• EXERCISE DESCRIPTION: Can you repeat the lines from the one with "Detect and localize" up to and including the one with "english-abstract-label: Abstract: bbox=[67, 479, 99, 488]", renaming "affiliation-line" as "affiliation-text" and keeping all else the same?

• MATERIAL PROVIDED:
********************
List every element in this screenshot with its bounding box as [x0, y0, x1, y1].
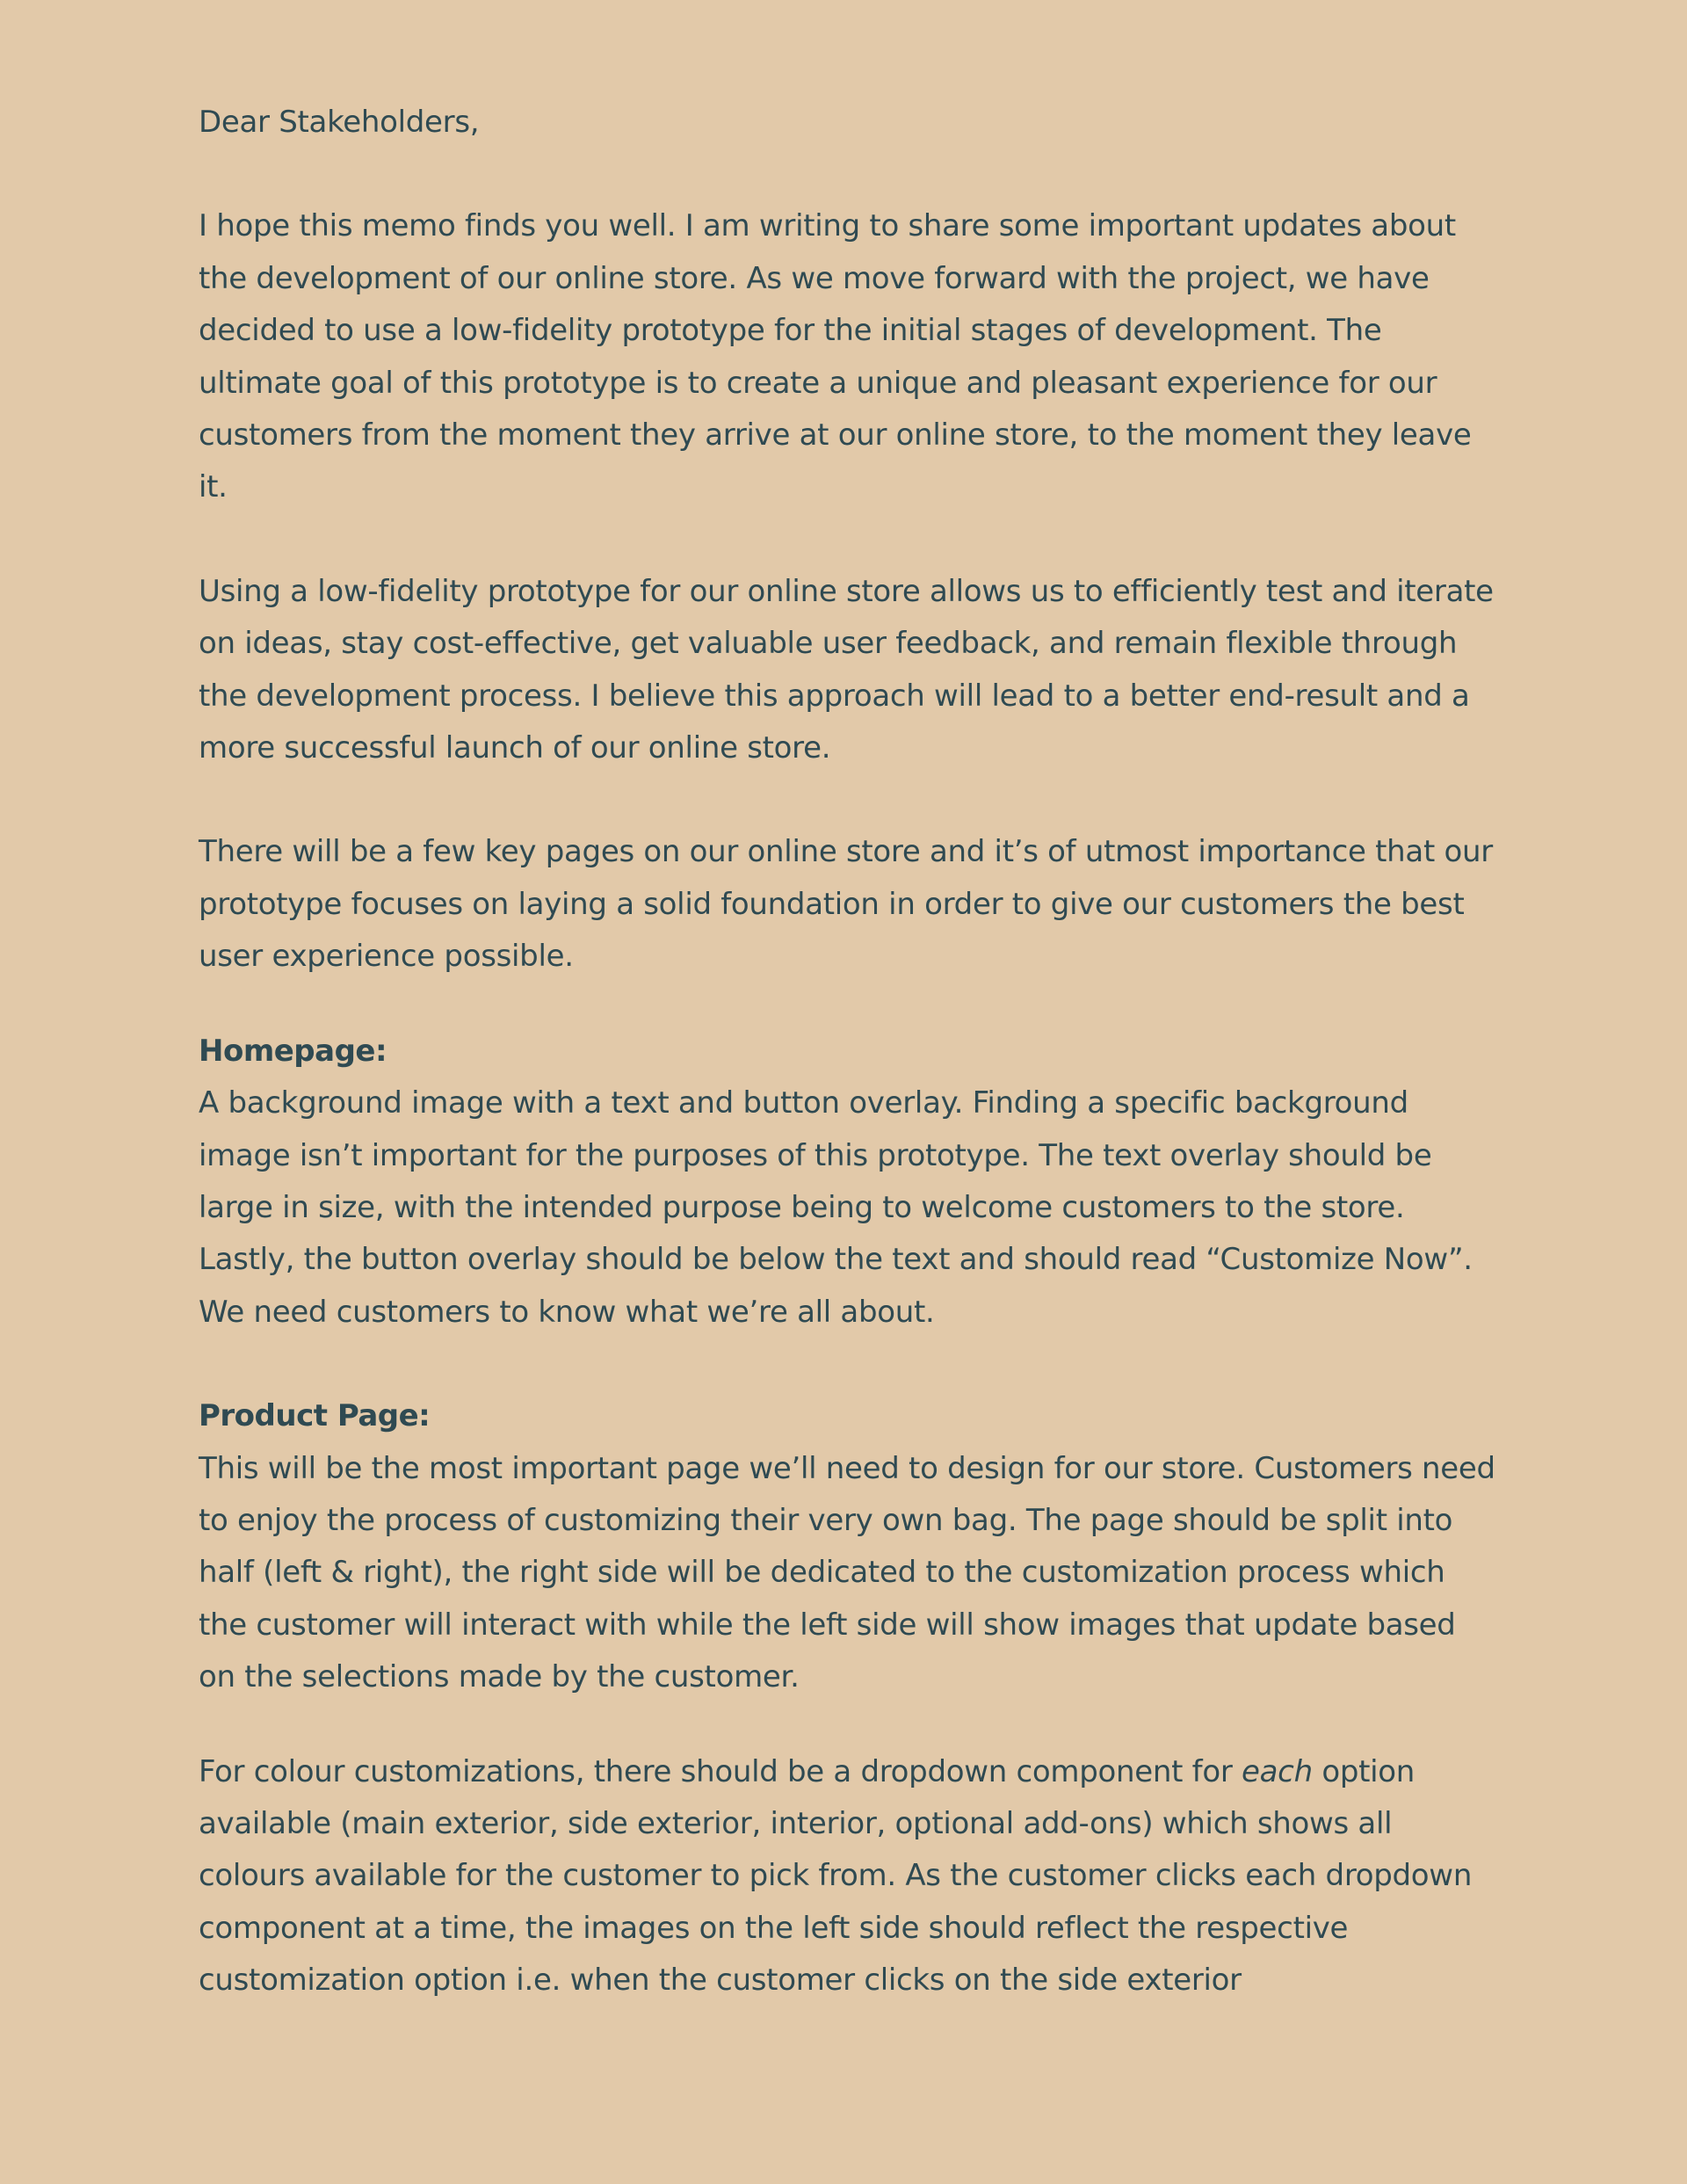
********************
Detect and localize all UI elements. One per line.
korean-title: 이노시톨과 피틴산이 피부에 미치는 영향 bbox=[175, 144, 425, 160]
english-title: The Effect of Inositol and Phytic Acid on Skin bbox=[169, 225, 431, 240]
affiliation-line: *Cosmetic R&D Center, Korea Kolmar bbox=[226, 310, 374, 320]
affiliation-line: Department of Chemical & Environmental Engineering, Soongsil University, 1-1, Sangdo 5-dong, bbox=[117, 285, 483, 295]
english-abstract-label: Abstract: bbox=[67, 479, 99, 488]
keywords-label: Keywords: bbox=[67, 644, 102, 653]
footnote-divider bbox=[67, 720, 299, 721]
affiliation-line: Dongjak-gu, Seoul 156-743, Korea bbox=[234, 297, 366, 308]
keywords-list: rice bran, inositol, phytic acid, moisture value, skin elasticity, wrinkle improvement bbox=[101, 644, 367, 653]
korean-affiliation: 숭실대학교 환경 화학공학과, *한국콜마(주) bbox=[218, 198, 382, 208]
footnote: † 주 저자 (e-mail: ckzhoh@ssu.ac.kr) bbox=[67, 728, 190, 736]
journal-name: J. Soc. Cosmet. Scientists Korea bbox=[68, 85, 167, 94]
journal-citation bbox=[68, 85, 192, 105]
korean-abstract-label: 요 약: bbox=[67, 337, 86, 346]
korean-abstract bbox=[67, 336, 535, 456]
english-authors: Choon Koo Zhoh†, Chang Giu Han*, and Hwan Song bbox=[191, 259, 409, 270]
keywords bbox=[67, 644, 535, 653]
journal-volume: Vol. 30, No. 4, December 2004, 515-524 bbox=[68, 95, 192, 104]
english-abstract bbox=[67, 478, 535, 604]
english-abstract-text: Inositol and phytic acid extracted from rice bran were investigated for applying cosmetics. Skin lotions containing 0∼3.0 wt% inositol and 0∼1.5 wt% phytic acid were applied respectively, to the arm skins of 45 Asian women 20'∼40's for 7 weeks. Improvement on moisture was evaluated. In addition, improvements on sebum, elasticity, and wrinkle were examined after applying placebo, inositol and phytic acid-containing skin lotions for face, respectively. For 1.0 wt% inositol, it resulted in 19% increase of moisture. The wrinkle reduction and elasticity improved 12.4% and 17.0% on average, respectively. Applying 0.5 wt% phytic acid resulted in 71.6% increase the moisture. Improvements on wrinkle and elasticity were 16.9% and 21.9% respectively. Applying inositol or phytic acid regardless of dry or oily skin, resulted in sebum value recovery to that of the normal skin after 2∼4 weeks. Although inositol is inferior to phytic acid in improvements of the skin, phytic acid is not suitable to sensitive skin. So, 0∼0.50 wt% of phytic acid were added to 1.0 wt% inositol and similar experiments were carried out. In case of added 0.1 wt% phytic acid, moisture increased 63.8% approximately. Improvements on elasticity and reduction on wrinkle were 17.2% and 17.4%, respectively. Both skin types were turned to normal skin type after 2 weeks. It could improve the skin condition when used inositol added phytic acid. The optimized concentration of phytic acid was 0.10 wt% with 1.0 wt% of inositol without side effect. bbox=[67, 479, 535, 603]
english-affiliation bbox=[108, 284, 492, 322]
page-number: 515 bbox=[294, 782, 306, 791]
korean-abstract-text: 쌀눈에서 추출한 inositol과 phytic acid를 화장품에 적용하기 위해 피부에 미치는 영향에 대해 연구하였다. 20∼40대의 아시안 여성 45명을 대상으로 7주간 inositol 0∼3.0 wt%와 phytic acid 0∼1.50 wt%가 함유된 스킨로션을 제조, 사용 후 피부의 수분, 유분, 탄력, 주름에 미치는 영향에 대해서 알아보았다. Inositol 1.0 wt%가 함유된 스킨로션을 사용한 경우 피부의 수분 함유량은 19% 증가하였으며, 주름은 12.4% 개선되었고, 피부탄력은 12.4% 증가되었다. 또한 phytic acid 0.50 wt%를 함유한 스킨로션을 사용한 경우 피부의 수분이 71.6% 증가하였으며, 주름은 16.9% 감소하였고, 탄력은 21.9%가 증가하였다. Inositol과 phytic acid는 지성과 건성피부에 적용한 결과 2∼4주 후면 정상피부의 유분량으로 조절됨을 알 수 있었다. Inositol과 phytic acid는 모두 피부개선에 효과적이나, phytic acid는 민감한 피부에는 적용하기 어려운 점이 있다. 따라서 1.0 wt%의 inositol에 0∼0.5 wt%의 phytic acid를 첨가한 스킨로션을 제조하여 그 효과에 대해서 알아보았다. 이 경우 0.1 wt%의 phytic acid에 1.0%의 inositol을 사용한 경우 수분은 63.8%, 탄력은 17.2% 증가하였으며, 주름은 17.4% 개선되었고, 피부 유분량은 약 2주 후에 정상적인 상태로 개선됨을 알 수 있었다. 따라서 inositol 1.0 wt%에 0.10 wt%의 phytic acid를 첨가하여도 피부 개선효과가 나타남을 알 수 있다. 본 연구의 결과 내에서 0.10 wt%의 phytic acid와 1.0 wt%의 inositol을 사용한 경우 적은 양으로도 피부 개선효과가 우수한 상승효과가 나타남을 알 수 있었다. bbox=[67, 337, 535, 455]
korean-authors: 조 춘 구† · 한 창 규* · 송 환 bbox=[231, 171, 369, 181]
********************
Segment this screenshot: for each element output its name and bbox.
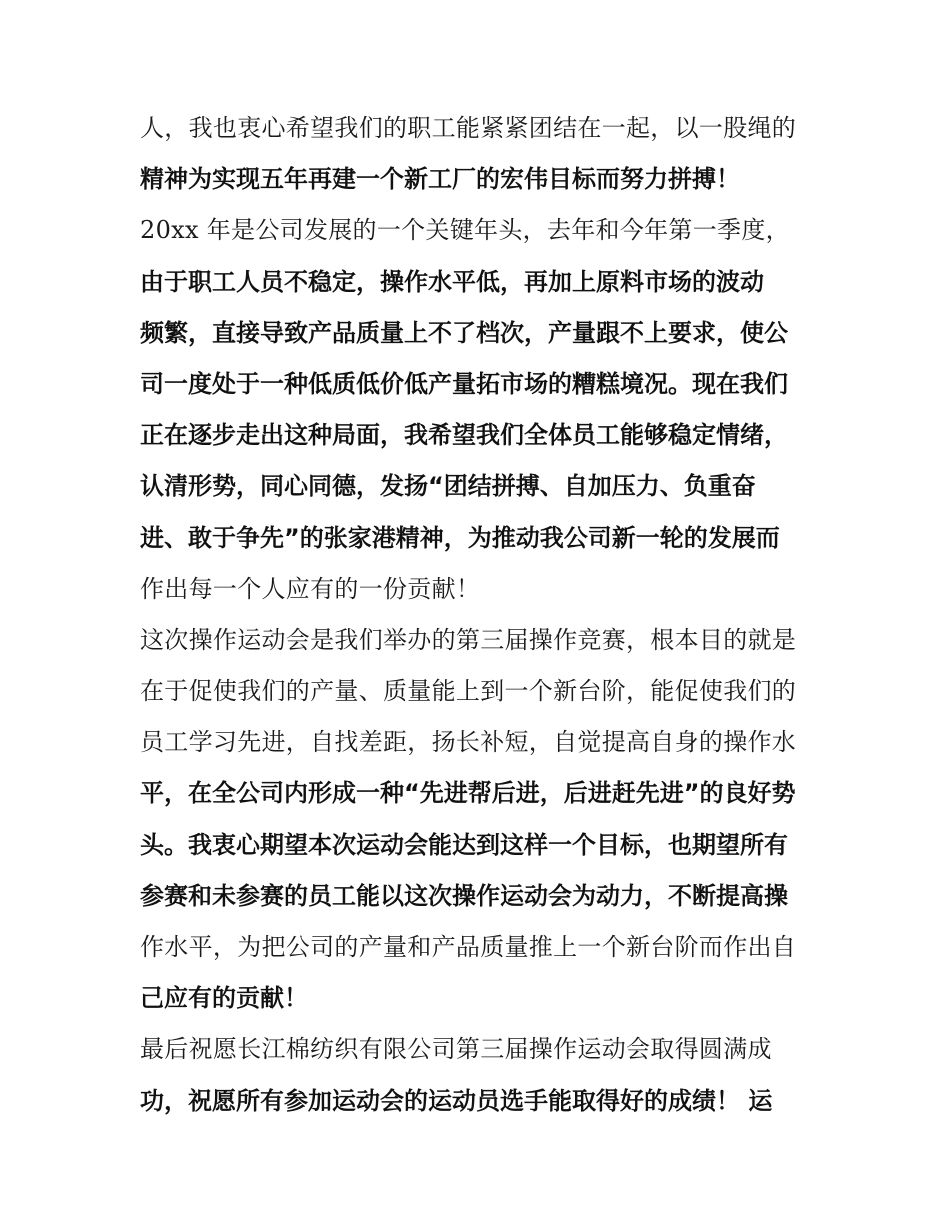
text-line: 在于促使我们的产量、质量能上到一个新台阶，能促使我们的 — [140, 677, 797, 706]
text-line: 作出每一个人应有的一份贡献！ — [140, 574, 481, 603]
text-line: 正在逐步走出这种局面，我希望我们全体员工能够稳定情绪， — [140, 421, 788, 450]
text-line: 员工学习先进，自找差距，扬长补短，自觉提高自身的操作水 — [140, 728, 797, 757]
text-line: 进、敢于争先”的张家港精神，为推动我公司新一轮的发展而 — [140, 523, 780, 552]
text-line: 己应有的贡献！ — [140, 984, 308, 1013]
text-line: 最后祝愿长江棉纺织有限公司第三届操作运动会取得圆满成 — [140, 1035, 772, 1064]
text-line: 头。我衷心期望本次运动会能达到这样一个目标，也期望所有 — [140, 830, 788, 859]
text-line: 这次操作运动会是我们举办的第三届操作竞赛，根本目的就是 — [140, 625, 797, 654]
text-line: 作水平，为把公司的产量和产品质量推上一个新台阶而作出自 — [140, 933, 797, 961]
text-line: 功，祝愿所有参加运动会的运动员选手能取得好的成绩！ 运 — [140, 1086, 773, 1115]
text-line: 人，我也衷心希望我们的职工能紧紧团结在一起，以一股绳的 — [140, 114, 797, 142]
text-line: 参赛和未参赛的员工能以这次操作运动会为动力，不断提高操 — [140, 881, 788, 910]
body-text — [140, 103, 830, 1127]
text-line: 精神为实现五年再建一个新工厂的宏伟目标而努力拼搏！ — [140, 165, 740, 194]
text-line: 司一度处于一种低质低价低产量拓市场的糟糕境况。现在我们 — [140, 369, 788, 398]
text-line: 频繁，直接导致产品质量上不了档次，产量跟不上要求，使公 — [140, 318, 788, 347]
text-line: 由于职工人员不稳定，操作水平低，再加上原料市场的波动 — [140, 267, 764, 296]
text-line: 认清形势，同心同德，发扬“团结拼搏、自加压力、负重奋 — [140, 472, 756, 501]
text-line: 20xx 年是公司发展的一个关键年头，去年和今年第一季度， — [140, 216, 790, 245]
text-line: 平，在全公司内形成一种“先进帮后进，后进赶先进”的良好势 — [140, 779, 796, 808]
********************
• SOLUTION TO THIS PROBLEM:
Detect and localize all UI elements. One per line.
korean-title: 이노시톨과 피틴산이 피부에 미치는 영향 bbox=[175, 144, 425, 160]
english-title: The Effect of Inositol and Phytic Acid on Skin bbox=[169, 225, 431, 240]
affiliation-text: *Cosmetic R&D Center, Korea Kolmar bbox=[226, 310, 374, 320]
affiliation-text: Department of Chemical & Environmental Engineering, Soongsil University, 1-1, Sangdo 5-dong, bbox=[117, 285, 483, 295]
english-abstract-label: Abstract: bbox=[67, 479, 99, 488]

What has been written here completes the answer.